#### Given request:
List each line of the data that holds the word "được".

#### The input:

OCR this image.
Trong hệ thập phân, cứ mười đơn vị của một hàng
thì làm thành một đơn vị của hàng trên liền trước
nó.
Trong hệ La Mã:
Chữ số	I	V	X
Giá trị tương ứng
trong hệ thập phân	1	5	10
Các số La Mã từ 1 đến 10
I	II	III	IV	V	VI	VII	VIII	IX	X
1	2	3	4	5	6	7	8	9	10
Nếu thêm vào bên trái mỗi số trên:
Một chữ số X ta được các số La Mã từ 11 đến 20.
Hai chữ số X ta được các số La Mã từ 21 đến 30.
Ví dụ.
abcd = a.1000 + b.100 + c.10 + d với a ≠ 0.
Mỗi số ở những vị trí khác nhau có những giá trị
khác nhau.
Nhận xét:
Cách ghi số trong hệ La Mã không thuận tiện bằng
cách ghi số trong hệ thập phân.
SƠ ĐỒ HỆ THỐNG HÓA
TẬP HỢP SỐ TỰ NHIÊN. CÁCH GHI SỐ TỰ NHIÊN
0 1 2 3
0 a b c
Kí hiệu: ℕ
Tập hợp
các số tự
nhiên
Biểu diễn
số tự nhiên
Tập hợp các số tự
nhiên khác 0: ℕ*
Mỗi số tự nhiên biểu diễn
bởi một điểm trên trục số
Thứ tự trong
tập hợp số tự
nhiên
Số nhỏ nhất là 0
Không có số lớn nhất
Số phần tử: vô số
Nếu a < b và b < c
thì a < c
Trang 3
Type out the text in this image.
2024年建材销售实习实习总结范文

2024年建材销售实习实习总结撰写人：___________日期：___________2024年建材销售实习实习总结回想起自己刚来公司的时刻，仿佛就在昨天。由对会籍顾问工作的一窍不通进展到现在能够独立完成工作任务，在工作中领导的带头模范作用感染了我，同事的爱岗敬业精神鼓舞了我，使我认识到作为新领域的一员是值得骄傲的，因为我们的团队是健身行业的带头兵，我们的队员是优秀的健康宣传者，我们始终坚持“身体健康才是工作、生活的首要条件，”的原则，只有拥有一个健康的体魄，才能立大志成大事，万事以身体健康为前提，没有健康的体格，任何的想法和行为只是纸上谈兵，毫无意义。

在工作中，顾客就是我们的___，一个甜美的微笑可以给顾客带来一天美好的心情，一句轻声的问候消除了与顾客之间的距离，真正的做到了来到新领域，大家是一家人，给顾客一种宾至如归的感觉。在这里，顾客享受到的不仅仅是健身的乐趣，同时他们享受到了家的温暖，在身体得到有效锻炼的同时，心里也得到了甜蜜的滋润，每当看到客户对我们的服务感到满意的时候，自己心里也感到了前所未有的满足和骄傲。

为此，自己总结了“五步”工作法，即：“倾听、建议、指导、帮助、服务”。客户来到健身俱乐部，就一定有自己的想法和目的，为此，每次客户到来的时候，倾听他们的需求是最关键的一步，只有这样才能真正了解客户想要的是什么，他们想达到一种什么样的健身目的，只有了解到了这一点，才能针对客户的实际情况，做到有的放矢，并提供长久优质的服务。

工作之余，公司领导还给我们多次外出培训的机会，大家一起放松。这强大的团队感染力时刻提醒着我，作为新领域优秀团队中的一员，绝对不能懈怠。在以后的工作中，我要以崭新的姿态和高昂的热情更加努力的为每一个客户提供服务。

#### Output below:
Một chữ số X ta được các số La Mã từ 11 đến 20.
Hai chữ số X ta được các số La Mã từ 21 đến 30.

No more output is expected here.